(Dataset excerpts)
------------------------------------------------------------
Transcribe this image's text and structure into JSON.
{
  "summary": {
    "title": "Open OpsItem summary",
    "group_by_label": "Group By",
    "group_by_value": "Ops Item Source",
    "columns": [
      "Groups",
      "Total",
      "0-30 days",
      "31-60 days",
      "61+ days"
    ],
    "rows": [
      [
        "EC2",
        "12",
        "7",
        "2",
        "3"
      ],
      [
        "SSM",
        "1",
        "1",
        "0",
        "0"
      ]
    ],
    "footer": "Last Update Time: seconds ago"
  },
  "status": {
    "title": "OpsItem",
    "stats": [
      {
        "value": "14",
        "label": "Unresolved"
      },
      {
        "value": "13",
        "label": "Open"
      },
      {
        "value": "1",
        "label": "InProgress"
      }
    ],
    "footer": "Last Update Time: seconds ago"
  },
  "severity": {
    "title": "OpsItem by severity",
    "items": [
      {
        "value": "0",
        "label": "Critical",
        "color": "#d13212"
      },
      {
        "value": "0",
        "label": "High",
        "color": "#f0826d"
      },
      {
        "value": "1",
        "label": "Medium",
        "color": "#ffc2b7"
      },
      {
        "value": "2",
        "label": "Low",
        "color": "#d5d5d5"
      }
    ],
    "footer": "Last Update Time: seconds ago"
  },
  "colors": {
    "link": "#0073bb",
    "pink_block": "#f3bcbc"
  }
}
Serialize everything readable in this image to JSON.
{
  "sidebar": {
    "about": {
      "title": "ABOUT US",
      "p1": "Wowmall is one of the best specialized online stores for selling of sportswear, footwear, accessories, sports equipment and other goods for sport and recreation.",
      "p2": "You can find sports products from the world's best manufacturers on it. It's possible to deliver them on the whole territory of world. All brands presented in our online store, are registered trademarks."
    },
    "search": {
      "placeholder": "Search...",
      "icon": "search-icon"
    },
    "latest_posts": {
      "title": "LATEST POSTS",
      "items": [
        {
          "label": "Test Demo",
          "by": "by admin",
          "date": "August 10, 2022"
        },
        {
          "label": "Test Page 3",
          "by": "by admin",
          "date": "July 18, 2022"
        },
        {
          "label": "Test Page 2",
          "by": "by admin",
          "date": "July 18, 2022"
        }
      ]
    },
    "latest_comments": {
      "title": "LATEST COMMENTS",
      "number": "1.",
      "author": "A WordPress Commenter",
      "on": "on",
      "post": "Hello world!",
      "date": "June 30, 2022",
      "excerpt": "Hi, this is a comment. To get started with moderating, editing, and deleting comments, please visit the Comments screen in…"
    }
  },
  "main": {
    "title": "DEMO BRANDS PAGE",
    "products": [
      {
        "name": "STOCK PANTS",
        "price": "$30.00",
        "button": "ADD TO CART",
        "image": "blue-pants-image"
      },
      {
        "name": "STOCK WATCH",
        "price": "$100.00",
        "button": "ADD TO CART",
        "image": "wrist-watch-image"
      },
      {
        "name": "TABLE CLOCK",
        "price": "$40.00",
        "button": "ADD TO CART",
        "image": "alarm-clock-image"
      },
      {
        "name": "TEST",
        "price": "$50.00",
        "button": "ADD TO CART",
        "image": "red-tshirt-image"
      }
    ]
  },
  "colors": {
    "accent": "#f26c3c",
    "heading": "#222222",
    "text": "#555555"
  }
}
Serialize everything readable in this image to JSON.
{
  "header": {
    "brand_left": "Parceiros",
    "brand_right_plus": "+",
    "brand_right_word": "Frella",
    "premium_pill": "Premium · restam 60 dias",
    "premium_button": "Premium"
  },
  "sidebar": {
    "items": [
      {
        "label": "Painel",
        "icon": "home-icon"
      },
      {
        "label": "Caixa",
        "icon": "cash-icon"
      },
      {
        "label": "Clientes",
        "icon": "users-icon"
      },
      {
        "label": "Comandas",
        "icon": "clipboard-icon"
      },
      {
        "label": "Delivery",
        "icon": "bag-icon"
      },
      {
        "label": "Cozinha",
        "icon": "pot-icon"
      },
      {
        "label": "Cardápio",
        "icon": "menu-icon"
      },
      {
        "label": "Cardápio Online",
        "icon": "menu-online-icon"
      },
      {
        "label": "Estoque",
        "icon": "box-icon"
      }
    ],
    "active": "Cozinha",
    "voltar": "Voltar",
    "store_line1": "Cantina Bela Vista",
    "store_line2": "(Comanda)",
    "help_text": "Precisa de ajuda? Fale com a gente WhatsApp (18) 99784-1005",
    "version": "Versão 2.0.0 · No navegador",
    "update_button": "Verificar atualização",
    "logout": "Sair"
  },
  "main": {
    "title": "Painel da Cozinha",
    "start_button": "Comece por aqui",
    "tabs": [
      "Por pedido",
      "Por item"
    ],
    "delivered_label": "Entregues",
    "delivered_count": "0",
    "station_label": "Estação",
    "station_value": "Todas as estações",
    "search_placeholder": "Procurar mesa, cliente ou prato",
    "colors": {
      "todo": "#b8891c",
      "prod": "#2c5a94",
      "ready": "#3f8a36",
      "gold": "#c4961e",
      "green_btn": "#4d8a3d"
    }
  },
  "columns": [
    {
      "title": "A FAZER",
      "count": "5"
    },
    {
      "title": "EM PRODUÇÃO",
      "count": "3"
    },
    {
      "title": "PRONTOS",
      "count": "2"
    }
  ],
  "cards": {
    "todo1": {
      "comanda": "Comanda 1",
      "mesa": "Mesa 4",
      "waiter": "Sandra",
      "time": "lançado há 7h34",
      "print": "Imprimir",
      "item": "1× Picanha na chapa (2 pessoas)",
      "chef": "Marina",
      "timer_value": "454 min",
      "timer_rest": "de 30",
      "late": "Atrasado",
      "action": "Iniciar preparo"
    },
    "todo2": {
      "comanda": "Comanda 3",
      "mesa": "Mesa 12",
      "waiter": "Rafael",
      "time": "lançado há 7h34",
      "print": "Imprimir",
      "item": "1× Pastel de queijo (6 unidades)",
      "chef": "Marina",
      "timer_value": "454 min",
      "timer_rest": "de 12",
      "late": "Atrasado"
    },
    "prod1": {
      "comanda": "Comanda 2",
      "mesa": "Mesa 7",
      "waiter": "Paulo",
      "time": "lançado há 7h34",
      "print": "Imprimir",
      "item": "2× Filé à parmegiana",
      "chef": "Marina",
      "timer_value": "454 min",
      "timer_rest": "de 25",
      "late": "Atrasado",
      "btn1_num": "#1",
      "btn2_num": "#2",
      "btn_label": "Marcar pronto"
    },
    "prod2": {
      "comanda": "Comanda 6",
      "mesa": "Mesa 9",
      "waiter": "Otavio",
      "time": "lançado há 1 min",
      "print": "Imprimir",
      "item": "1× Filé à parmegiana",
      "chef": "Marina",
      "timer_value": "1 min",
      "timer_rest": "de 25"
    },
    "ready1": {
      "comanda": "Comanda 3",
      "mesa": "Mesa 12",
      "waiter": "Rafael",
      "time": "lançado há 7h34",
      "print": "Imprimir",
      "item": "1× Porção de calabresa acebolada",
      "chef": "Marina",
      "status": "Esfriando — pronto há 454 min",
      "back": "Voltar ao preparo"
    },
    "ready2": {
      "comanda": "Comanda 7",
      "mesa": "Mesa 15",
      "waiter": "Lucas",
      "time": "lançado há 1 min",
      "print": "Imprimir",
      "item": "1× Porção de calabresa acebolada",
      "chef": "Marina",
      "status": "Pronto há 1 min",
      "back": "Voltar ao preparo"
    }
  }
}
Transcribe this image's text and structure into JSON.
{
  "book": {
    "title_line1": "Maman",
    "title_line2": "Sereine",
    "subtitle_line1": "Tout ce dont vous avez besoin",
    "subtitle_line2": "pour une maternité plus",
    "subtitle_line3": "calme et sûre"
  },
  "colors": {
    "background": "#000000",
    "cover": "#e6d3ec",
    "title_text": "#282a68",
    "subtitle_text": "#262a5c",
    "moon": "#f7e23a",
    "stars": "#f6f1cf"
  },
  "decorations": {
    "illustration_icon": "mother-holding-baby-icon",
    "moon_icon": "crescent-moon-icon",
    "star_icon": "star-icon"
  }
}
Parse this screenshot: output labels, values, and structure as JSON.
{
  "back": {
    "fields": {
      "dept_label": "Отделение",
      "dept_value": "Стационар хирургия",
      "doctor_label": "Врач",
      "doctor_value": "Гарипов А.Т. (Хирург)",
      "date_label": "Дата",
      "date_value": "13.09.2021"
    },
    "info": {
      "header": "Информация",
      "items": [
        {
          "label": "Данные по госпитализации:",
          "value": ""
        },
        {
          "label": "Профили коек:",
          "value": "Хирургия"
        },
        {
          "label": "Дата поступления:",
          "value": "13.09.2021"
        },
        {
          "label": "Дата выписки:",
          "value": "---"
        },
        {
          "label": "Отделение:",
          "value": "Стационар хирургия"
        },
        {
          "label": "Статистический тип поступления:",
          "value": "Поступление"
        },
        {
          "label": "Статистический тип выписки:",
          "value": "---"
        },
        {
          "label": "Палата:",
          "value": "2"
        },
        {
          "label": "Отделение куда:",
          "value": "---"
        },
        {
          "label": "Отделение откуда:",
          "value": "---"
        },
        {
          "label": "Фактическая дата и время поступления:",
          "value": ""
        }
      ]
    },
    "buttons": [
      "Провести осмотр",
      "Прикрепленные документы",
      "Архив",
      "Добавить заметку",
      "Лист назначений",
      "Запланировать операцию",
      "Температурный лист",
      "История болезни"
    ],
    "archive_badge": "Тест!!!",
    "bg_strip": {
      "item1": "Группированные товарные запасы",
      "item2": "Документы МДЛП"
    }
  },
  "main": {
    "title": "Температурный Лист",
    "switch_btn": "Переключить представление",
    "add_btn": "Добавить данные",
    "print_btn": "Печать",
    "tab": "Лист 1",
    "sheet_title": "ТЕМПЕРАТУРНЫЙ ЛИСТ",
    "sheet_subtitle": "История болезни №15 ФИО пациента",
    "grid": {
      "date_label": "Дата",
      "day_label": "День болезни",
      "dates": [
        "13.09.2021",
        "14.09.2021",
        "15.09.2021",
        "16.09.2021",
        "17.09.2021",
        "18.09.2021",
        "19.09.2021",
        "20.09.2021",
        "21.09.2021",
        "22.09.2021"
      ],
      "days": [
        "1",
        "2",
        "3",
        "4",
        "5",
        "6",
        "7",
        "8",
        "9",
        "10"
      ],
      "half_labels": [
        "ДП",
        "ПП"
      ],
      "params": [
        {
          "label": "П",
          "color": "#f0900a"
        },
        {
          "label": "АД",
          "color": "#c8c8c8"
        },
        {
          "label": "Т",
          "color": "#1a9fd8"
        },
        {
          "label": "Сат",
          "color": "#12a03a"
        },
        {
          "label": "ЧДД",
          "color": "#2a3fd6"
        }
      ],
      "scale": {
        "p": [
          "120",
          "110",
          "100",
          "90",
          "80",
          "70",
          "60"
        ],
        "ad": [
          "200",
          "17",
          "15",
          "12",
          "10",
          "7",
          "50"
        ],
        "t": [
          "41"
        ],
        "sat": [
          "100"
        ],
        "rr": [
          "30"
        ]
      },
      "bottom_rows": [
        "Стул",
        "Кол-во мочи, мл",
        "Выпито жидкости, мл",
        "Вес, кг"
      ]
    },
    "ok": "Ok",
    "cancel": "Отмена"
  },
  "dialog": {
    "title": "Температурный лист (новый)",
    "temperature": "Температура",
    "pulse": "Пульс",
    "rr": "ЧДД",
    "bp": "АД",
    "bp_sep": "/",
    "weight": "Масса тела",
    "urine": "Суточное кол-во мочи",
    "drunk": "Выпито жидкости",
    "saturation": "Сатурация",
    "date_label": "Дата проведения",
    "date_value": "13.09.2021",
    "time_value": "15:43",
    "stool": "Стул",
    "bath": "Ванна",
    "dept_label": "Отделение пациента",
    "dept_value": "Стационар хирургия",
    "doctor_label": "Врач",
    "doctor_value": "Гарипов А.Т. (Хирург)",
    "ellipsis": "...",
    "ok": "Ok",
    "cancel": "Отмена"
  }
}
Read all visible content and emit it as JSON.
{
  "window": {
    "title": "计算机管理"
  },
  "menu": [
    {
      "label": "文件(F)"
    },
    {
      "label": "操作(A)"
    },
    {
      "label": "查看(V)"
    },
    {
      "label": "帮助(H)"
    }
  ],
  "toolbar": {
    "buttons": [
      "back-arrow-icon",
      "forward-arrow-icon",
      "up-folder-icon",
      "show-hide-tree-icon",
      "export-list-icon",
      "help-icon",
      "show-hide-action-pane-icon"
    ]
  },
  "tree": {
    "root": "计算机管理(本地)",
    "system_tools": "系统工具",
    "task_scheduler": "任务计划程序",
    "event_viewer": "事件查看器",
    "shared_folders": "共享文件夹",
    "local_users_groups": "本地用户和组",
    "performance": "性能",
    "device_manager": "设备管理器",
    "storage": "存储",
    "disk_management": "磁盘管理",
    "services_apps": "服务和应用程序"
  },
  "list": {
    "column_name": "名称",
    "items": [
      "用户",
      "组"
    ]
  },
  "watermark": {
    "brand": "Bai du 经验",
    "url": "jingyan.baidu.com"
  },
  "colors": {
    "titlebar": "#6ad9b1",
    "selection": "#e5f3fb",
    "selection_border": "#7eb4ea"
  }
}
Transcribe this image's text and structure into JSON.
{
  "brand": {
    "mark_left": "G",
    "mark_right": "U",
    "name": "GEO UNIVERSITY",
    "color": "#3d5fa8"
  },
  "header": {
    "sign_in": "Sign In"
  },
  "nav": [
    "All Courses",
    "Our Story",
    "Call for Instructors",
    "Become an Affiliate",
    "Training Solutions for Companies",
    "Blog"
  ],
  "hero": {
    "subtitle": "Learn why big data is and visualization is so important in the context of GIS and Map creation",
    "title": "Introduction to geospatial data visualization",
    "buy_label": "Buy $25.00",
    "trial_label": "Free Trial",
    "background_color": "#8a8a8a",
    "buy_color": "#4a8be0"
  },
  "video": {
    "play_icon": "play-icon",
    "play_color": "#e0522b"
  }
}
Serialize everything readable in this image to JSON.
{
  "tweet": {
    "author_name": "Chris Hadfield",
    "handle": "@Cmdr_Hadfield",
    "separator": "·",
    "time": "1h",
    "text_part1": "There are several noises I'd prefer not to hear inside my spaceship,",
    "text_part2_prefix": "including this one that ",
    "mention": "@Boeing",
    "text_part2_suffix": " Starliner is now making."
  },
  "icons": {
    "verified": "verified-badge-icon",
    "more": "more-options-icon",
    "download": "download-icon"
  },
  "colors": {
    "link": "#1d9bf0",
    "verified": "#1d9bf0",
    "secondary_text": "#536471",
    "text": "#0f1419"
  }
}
------------------------------------------------------------
(Set exercise)
Look above for lines with the word "mesa" and copy them all.

(Written solution)
    "search_placeholder": "Procurar mesa, cliente ou prato",
      "mesa": "Mesa 4",
      "mesa": "Mesa 12",
      "mesa": "Mesa 7",
      "mesa": "Mesa 9",
      "mesa": "Mesa 12",
      "mesa": "Mesa 15",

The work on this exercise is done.